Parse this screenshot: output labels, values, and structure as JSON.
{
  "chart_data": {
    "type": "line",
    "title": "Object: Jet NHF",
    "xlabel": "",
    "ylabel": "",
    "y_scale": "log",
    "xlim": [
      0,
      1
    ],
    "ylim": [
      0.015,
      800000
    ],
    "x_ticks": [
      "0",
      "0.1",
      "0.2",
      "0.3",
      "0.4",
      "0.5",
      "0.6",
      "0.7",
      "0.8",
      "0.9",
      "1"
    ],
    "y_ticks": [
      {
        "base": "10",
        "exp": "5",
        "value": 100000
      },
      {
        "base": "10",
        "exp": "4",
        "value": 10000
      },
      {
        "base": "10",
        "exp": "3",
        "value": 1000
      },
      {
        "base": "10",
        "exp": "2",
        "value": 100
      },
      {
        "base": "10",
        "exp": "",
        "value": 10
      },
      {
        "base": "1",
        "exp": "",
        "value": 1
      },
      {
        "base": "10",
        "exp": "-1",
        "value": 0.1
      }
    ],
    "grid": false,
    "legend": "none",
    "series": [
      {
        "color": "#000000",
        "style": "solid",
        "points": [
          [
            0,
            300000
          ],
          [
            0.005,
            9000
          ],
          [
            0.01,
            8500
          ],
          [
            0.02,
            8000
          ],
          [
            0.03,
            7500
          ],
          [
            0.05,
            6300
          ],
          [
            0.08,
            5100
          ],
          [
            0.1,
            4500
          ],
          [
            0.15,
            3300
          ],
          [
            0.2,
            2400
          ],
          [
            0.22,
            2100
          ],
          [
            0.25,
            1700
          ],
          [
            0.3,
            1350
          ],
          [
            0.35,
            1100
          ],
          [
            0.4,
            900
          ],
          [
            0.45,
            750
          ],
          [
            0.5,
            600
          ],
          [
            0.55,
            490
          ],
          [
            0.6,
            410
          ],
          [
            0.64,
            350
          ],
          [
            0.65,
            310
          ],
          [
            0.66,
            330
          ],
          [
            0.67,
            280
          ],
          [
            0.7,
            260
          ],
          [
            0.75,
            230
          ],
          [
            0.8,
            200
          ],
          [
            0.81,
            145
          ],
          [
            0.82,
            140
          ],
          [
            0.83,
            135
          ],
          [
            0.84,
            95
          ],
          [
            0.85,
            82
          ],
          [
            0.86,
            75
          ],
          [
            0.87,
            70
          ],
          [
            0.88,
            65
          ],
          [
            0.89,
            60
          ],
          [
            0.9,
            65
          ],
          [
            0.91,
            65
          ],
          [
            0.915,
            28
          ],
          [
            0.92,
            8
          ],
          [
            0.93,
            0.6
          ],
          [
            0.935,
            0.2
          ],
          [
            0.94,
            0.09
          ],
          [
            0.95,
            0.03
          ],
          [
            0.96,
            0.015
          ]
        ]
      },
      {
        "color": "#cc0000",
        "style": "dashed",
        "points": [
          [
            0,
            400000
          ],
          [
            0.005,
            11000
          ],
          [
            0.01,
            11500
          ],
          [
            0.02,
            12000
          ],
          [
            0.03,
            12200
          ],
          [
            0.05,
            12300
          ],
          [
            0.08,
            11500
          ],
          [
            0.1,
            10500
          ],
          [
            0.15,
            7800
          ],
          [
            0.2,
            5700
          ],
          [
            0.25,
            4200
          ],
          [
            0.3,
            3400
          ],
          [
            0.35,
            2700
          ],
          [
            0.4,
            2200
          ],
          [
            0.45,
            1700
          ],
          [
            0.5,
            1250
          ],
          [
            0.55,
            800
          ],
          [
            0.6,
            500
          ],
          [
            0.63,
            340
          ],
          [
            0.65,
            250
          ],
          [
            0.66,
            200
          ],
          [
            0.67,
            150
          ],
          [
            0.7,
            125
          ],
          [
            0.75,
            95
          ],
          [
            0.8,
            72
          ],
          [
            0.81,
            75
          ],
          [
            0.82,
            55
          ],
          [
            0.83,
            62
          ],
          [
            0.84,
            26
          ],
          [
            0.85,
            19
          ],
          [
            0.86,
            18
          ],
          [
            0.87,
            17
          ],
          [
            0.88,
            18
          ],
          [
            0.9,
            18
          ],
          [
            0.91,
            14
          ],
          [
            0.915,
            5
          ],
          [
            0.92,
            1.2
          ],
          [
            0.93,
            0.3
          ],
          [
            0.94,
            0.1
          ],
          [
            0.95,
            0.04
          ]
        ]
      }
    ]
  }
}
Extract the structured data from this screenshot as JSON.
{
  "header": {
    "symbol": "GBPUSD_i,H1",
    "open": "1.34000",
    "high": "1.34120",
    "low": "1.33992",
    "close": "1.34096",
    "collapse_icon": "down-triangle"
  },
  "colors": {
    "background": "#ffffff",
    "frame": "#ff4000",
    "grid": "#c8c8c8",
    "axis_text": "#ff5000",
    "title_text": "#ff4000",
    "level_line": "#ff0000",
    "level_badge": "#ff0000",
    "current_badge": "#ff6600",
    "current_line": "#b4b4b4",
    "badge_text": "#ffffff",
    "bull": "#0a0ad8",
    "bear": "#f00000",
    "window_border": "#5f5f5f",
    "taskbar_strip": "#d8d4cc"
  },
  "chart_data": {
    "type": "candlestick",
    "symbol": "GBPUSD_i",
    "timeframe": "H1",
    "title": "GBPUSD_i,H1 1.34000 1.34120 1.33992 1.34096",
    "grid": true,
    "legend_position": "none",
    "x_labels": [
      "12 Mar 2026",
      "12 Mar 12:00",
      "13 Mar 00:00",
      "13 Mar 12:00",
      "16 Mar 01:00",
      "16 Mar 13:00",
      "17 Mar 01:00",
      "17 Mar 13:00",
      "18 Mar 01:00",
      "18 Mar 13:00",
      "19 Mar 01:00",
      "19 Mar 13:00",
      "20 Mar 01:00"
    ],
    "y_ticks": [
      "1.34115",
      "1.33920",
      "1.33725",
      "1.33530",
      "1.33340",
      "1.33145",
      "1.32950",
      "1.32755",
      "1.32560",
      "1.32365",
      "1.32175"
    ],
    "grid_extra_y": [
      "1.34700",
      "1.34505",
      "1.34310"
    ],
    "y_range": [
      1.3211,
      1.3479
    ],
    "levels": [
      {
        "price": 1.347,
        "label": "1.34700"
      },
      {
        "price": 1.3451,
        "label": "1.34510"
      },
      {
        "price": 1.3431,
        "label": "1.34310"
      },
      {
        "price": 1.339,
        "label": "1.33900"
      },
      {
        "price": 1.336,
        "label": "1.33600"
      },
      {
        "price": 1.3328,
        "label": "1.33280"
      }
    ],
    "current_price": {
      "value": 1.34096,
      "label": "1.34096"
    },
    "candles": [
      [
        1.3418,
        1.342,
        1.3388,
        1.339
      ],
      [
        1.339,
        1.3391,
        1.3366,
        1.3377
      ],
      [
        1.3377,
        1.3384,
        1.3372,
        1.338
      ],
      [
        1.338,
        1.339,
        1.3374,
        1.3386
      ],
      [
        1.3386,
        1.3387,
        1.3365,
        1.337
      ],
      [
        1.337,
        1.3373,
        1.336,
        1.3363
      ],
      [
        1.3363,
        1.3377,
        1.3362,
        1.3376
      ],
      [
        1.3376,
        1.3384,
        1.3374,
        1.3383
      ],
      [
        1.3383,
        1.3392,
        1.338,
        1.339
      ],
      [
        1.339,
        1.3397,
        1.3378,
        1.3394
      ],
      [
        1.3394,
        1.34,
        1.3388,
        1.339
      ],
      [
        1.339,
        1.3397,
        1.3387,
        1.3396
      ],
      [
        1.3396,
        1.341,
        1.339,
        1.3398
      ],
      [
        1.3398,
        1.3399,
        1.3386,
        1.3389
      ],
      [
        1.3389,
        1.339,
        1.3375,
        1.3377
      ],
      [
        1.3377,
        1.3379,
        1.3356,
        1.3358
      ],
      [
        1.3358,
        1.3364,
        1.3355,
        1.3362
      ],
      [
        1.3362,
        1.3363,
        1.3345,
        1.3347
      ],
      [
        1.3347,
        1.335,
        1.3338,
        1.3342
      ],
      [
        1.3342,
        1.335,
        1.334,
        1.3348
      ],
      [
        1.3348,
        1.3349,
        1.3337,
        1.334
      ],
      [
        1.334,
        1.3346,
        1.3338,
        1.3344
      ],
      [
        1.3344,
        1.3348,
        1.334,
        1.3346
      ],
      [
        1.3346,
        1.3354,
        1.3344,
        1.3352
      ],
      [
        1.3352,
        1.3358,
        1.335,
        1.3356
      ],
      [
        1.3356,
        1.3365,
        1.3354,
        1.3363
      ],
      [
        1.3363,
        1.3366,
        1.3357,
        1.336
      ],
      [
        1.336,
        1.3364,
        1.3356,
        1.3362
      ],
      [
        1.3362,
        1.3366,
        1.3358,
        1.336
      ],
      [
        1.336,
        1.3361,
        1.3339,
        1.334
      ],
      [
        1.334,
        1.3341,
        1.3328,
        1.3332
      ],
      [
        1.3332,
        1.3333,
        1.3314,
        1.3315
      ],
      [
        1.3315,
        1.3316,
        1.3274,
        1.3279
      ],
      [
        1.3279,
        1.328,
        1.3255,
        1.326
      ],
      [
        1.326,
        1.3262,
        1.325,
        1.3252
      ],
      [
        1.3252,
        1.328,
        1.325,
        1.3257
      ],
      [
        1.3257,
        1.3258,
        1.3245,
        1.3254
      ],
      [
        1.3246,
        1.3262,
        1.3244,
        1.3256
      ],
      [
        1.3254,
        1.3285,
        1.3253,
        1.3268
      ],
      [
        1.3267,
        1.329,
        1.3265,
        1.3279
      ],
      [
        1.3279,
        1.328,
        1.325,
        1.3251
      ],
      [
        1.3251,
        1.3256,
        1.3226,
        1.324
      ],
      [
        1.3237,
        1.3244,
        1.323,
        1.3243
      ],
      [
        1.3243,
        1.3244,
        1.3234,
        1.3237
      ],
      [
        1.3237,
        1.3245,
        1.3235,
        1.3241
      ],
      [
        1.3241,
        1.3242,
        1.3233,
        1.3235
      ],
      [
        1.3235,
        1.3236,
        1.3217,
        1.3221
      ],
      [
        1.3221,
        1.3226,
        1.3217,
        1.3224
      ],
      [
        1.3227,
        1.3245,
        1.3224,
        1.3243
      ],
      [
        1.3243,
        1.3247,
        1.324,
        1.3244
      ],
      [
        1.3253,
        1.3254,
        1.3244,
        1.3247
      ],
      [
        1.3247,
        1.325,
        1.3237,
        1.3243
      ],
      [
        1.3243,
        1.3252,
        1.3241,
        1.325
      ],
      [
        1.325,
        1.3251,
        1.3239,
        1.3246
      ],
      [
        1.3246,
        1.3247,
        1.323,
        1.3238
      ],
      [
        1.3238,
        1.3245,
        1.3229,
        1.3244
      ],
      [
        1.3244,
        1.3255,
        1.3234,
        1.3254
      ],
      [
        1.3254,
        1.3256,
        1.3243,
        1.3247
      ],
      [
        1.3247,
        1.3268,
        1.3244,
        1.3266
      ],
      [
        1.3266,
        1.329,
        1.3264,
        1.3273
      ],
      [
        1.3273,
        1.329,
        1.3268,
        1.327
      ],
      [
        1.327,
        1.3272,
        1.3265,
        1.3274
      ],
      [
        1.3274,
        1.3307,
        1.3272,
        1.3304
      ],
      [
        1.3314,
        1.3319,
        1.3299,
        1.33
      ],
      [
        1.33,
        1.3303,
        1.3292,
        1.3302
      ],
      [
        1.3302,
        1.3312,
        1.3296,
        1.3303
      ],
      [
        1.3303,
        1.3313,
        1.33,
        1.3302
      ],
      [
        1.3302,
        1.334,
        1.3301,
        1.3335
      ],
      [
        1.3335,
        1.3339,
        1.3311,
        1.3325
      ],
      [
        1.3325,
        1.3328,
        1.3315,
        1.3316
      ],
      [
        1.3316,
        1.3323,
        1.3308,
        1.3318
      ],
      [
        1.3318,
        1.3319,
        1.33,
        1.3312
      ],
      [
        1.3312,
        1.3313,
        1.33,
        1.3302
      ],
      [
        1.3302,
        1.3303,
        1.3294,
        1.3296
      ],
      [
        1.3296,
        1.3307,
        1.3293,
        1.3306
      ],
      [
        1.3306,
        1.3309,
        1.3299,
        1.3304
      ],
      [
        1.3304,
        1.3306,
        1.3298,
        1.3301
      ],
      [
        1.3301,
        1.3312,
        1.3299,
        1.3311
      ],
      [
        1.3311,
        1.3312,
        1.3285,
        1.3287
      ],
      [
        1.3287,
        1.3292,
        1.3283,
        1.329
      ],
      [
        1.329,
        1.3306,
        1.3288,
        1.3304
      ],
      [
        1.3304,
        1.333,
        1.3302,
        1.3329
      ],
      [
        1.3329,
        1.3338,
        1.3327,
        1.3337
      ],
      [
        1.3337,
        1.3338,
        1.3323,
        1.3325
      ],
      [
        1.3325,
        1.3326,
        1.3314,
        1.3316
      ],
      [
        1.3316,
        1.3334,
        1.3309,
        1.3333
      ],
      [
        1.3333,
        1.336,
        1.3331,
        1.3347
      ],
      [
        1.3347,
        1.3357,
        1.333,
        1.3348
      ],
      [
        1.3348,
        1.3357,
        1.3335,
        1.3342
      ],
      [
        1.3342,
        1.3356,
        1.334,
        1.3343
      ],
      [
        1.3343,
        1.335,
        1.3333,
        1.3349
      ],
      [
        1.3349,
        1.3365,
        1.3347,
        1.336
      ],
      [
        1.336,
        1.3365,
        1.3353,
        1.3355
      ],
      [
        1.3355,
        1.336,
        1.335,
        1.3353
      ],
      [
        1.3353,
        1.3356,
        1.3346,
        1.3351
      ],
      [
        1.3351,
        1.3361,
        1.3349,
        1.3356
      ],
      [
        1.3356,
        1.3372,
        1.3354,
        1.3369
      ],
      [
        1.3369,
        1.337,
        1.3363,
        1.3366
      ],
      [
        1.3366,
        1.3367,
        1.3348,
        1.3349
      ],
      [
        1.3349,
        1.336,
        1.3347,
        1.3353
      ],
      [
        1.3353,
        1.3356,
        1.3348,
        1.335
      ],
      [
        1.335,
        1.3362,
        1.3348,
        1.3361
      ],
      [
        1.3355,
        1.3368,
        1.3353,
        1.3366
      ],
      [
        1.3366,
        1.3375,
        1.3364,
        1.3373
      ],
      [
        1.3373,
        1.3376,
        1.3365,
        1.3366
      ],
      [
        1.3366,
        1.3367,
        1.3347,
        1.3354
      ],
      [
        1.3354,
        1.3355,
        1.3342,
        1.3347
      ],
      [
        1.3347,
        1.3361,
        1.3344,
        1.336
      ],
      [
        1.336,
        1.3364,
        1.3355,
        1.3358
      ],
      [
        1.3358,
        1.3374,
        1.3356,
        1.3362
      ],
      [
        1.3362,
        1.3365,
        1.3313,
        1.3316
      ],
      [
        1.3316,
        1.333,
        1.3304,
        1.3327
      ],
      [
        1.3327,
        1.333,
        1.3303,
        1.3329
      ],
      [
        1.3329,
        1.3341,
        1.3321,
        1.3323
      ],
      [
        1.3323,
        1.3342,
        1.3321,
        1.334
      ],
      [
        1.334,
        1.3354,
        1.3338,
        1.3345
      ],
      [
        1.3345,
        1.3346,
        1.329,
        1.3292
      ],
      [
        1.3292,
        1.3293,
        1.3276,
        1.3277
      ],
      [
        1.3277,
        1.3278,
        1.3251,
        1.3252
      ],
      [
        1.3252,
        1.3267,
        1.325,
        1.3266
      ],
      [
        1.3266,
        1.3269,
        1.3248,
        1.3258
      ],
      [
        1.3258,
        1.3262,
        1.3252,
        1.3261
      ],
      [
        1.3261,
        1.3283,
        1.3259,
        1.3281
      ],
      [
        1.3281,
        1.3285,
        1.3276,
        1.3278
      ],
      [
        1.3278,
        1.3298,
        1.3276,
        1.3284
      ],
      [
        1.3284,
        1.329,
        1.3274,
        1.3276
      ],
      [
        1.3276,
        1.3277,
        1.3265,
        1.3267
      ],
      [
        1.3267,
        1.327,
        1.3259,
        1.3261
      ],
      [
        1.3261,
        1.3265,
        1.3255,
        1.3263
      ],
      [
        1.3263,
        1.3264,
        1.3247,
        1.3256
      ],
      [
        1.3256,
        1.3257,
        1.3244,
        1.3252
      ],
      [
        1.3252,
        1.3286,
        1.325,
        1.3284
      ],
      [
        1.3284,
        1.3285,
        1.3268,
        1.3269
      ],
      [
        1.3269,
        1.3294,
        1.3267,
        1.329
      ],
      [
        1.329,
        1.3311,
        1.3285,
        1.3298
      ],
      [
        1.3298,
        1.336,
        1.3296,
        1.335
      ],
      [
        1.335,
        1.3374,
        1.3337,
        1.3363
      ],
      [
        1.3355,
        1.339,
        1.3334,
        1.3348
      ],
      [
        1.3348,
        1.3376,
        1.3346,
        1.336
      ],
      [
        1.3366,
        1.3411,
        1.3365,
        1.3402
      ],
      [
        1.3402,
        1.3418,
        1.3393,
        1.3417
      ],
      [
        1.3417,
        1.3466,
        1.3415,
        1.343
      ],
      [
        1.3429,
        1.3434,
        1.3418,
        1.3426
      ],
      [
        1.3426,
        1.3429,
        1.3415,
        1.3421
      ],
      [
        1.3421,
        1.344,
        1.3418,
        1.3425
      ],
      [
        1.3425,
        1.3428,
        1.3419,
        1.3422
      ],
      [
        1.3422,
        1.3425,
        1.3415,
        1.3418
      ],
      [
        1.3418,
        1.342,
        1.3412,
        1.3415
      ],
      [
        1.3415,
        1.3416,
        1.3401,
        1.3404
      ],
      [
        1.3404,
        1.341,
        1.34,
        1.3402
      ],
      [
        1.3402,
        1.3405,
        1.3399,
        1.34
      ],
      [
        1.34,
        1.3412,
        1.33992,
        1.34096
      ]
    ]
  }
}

════════════════════

=== WHAT THIS TASK INVOLVES ===
From the records above, how many lines include the word "screenshot"? Only the number is wanted.

=== REPLY ===
2